WRITTEN TASK =>
Omit the pictures and output every entry below exactly as written.

GIVEN INFORMATION =>
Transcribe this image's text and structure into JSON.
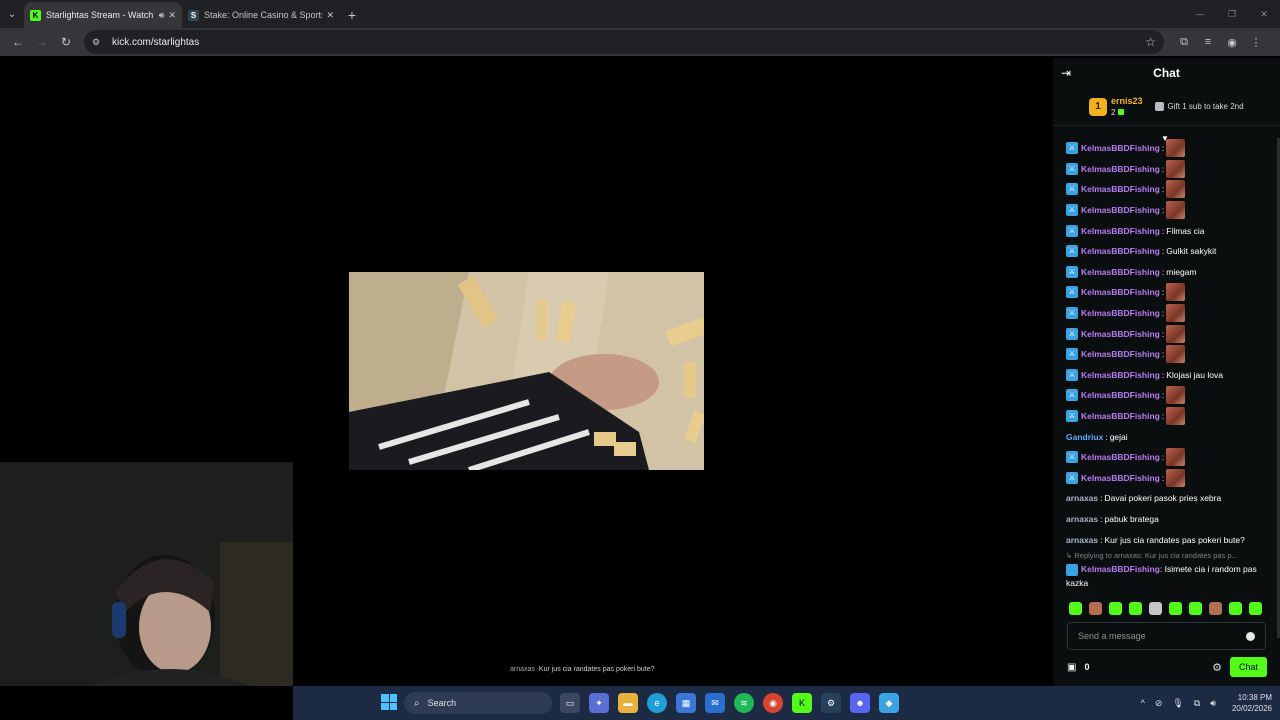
{
  "browser": {
    "tabs": [
      {
        "title": "Starlightas Stream - Watch Li",
        "favicon": "kick-logo",
        "active": true
      },
      {
        "title": "Stake: Online Casino & Sports B",
        "favicon": "stake-logo",
        "active": false
      }
    ],
    "url": "kick.com/starlightas"
  },
  "video": {
    "caption_user": "arnaxas",
    "caption_text": "Kur jus cia randates pas pokeri bute?"
  },
  "chat": {
    "title": "Chat",
    "pinned": {
      "rank": "1",
      "username": "ernis23",
      "count": "2",
      "gift_text": "Gift 1 sub to take 2nd"
    },
    "messages": [
      {
        "user": "KelmasBBDFishing",
        "color": "purple",
        "badge": true,
        "text": "",
        "emote": true
      },
      {
        "user": "KelmasBBDFishing",
        "color": "purple",
        "badge": true,
        "text": "",
        "emote": true
      },
      {
        "user": "KelmasBBDFishing",
        "color": "purple",
        "badge": true,
        "text": "",
        "emote": true
      },
      {
        "user": "KelmasBBDFishing",
        "color": "purple",
        "badge": true,
        "text": "",
        "emote": true
      },
      {
        "user": "KelmasBBDFishing",
        "color": "purple",
        "badge": true,
        "text": "Filmas cia",
        "emote": false
      },
      {
        "user": "KelmasBBDFishing",
        "color": "purple",
        "badge": true,
        "text": "Gulkit sakykit",
        "emote": false
      },
      {
        "user": "KelmasBBDFishing",
        "color": "purple",
        "badge": true,
        "text": "miegam",
        "emote": false
      },
      {
        "user": "KelmasBBDFishing",
        "color": "purple",
        "badge": true,
        "text": "",
        "emote": true
      },
      {
        "user": "KelmasBBDFishing",
        "color": "purple",
        "badge": true,
        "text": "",
        "emote": true
      },
      {
        "user": "KelmasBBDFishing",
        "color": "purple",
        "badge": true,
        "text": "",
        "emote": true
      },
      {
        "user": "KelmasBBDFishing",
        "color": "purple",
        "badge": true,
        "text": "",
        "emote": true
      },
      {
        "user": "KelmasBBDFishing",
        "color": "purple",
        "badge": true,
        "text": "Klojasi jau lova",
        "emote": false
      },
      {
        "user": "KelmasBBDFishing",
        "color": "purple",
        "badge": true,
        "text": "",
        "emote": true
      },
      {
        "user": "KelmasBBDFishing",
        "color": "purple",
        "badge": true,
        "text": "",
        "emote": true
      },
      {
        "user": "Gandriux",
        "color": "blue",
        "badge": false,
        "text": "gejai",
        "emote": false
      },
      {
        "user": "KelmasBBDFishing",
        "color": "purple",
        "badge": true,
        "text": "",
        "emote": true
      },
      {
        "user": "KelmasBBDFishing",
        "color": "purple",
        "badge": true,
        "text": "",
        "emote": true
      },
      {
        "user": "arnaxas",
        "color": "grey",
        "badge": false,
        "text": "Davai pokeri pasok pries xebra",
        "emote": false
      },
      {
        "user": "arnaxas",
        "color": "grey",
        "badge": false,
        "text": "pabuk bratega",
        "emote": false
      },
      {
        "user": "arnaxas",
        "color": "grey",
        "badge": false,
        "text": "Kur jus cia randates pas pokeri bute?",
        "emote": false
      }
    ],
    "reply": {
      "replying_to": "Replying to arnaxas: Kur jus cia randates pas p...",
      "user": "KelmasBBDFishing",
      "text": "Isimete cia i random pas kazka"
    },
    "input_placeholder": "Send a message",
    "points": "0",
    "send_label": "Chat"
  },
  "taskbar": {
    "search_label": "Search",
    "time": "10:38 PM",
    "date": "20/02/2026",
    "apps": [
      "task-view-icon",
      "copilot-icon",
      "file-explorer-icon",
      "edge-icon",
      "store-icon",
      "mail-icon",
      "spotify-icon",
      "chrome-icon",
      "kick-icon",
      "steam-icon",
      "discord-icon",
      "app-icon"
    ]
  },
  "colors": {
    "kick_green": "#53fc18",
    "purple_user": "#b77cf5",
    "taskbar": "#1d2a44"
  }
}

REPLY TO THE TASK =>
Transcribe this image's text and structure into JSON.
{
  "browser": {
    "tabs": [
      {
        "title": "Starlightas Stream - Watch Li",
        "favicon": "kick-logo",
        "active": true
      },
      {
        "title": "Stake: Online Casino & Sports B",
        "favicon": "stake-logo",
        "active": false
      }
    ],
    "url": "kick.com/starlightas"
  },
  "video": {
    "caption_user": "arnaxas",
    "caption_text": "Kur jus cia randates pas pokeri bute?"
  },
  "chat": {
    "title": "Chat",
    "pinned": {
      "rank": "1",
      "username": "ernis23",
      "count": "2",
      "gift_text": "Gift 1 sub to take 2nd"
    },
    "messages": [
      {
        "user": "KelmasBBDFishing",
        "color": "purple",
        "badge": true,
        "text": "",
        "emote": true
      },
      {
        "user": "KelmasBBDFishing",
        "color": "purple",
        "badge": true,
        "text": "",
        "emote": true
      },
      {
        "user": "KelmasBBDFishing",
        "color": "purple",
        "badge": true,
        "text": "",
        "emote": true
      },
      {
        "user": "KelmasBBDFishing",
        "color": "purple",
        "badge": true,
        "text": "",
        "emote": true
      },
      {
        "user": "KelmasBBDFishing",
        "color": "purple",
        "badge": true,
        "text": "Filmas cia",
        "emote": false
      },
      {
        "user": "KelmasBBDFishing",
        "color": "purple",
        "badge": true,
        "text": "Gulkit sakykit",
        "emote": false
      },
      {
        "user": "KelmasBBDFishing",
        "color": "purple",
        "badge": true,
        "text": "miegam",
        "emote": false
      },
      {
        "user": "KelmasBBDFishing",
        "color": "purple",
        "badge": true,
        "text": "",
        "emote": true
      },
      {
        "user": "KelmasBBDFishing",
        "color": "purple",
        "badge": true,
        "text": "",
        "emote": true
      },
      {
        "user": "KelmasBBDFishing",
        "color": "purple",
        "badge": true,
        "text": "",
        "emote": true
      },
      {
        "user": "KelmasBBDFishing",
        "color": "purple",
        "badge": true,
        "text": "",
        "emote": true
      },
      {
        "user": "KelmasBBDFishing",
        "color": "purple",
        "badge": true,
        "text": "Klojasi jau lova",
        "emote": false
      },
      {
        "user": "KelmasBBDFishing",
        "color": "purple",
        "badge": true,
        "text": "",
        "emote": true
      },
      {
        "user": "KelmasBBDFishing",
        "color": "purple",
        "badge": true,
        "text": "",
        "emote": true
      },
      {
        "user": "Gandriux",
        "color": "blue",
        "badge": false,
        "text": "gejai",
        "emote": false
      },
      {
        "user": "KelmasBBDFishing",
        "color": "purple",
        "badge": true,
        "text": "",
        "emote": true
      },
      {
        "user": "KelmasBBDFishing",
        "color": "purple",
        "badge": true,
        "text": "",
        "emote": true
      },
      {
        "user": "arnaxas",
        "color": "grey",
        "badge": false,
        "text": "Davai pokeri pasok pries xebra",
        "emote": false
      },
      {
        "user": "arnaxas",
        "color": "grey",
        "badge": false,
        "text": "pabuk bratega",
        "emote": false
      },
      {
        "user": "arnaxas",
        "color": "grey",
        "badge": false,
        "text": "Kur jus cia randates pas pokeri bute?",
        "emote": false
      }
    ],
    "reply": {
      "replying_to": "Replying to arnaxas: Kur jus cia randates pas p...",
      "user": "KelmasBBDFishing",
      "text": "Isimete cia i random pas kazka"
    },
    "input_placeholder": "Send a message",
    "points": "0",
    "send_label": "Chat"
  },
  "taskbar": {
    "search_label": "Search",
    "time": "10:38 PM",
    "date": "20/02/2026",
    "apps": [
      "task-view-icon",
      "copilot-icon",
      "file-explorer-icon",
      "edge-icon",
      "store-icon",
      "mail-icon",
      "spotify-icon",
      "chrome-icon",
      "kick-icon",
      "steam-icon",
      "discord-icon",
      "app-icon"
    ]
  },
  "colors": {
    "kick_green": "#53fc18",
    "purple_user": "#b77cf5",
    "taskbar": "#1d2a44"
  }
}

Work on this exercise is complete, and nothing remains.